__DIRECTIONS FOR THIS TASK__
Print each line exactly as it is given.

(Stored data)
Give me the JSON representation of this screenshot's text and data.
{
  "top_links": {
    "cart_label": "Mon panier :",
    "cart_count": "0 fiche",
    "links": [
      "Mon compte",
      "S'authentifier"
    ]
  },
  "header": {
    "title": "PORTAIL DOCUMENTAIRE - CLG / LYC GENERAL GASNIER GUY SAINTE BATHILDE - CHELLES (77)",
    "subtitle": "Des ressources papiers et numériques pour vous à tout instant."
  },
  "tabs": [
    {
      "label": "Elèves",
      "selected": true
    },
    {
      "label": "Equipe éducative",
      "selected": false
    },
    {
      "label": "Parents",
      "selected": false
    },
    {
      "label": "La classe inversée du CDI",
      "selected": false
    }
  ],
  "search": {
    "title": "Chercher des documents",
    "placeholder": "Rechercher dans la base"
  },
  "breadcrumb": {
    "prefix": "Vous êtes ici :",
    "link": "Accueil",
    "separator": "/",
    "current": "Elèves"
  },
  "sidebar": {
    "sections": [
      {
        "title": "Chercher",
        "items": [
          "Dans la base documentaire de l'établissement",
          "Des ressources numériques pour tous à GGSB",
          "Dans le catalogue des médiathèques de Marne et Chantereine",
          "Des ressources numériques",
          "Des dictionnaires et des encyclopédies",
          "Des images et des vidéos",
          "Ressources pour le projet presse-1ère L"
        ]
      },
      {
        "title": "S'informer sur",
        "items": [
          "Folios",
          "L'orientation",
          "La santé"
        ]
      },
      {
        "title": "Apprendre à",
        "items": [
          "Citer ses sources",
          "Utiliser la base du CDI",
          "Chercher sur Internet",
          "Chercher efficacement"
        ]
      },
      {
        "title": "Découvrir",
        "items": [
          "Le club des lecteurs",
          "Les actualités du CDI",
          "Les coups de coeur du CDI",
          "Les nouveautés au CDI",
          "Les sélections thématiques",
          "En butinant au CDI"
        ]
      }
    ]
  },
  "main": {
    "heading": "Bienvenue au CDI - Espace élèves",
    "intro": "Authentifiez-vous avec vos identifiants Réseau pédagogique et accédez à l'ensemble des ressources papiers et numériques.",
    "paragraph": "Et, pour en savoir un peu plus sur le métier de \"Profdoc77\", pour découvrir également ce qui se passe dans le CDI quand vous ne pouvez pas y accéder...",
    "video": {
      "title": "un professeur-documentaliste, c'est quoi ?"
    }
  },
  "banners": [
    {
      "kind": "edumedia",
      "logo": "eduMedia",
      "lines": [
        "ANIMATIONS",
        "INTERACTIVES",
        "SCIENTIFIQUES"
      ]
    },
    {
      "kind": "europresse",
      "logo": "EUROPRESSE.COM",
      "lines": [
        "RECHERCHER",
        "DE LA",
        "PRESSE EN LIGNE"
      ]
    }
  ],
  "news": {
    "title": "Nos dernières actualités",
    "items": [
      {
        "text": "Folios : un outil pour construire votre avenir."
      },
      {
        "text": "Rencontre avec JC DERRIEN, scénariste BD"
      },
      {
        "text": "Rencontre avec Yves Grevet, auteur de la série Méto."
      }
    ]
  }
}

__RESULT OF THE TASK__
Give me the JSON representation of this screenshot's text and data.
{
  "top_links": {
    "cart_label": "Mon panier :",
    "cart_count": "0 fiche",
    "links": [
      "Mon compte",
      "S'authentifier"
    ]
  },
  "header": {
    "title": "PORTAIL DOCUMENTAIRE - CLG / LYC GENERAL GASNIER GUY SAINTE BATHILDE - CHELLES (77)",
    "subtitle": "Des ressources papiers et numériques pour vous à tout instant."
  },
  "tabs": [
    {
      "label": "Elèves",
      "selected": true
    },
    {
      "label": "Equipe éducative",
      "selected": false
    },
    {
      "label": "Parents",
      "selected": false
    },
    {
      "label": "La classe inversée du CDI",
      "selected": false
    }
  ],
  "search": {
    "title": "Chercher des documents",
    "placeholder": "Rechercher dans la base"
  },
  "breadcrumb": {
    "prefix": "Vous êtes ici :",
    "link": "Accueil",
    "separator": "/",
    "current": "Elèves"
  },
  "sidebar": {
    "sections": [
      {
        "title": "Chercher",
        "items": [
          "Dans la base documentaire de l'établissement",
          "Des ressources numériques pour tous à GGSB",
          "Dans le catalogue des médiathèques de Marne et Chantereine",
          "Des ressources numériques",
          "Des dictionnaires et des encyclopédies",
          "Des images et des vidéos",
          "Ressources pour le projet presse-1ère L"
        ]
      },
      {
        "title": "S'informer sur",
        "items": [
          "Folios",
          "L'orientation",
          "La santé"
        ]
      },
      {
        "title": "Apprendre à",
        "items": [
          "Citer ses sources",
          "Utiliser la base du CDI",
          "Chercher sur Internet",
          "Chercher efficacement"
        ]
      },
      {
        "title": "Découvrir",
        "items": [
          "Le club des lecteurs",
          "Les actualités du CDI",
          "Les coups de coeur du CDI",
          "Les nouveautés au CDI",
          "Les sélections thématiques",
          "En butinant au CDI"
        ]
      }
    ]
  },
  "main": {
    "heading": "Bienvenue au CDI - Espace élèves",
    "intro": "Authentifiez-vous avec vos identifiants Réseau pédagogique et accédez à l'ensemble des ressources papiers et numériques.",
    "paragraph": "Et, pour en savoir un peu plus sur le métier de \"Profdoc77\", pour découvrir également ce qui se passe dans le CDI quand vous ne pouvez pas y accéder...",
    "video": {
      "title": "un professeur-documentaliste, c'est quoi ?"
    }
  },
  "banners": [
    {
      "kind": "edumedia",
      "logo": "eduMedia",
      "lines": [
        "ANIMATIONS",
        "INTERACTIVES",
        "SCIENTIFIQUES"
      ]
    },
    {
      "kind": "europresse",
      "logo": "EUROPRESSE.COM",
      "lines": [
        "RECHERCHER",
        "DE LA",
        "PRESSE EN LIGNE"
      ]
    }
  ],
  "news": {
    "title": "Nos dernières actualités",
    "items": [
      {
        "text": "Folios : un outil pour construire votre avenir."
      },
      {
        "text": "Rencontre avec JC DERRIEN, scénariste BD"
      },
      {
        "text": "Rencontre avec Yves Grevet, auteur de la série Méto."
      }
    ]
  }
}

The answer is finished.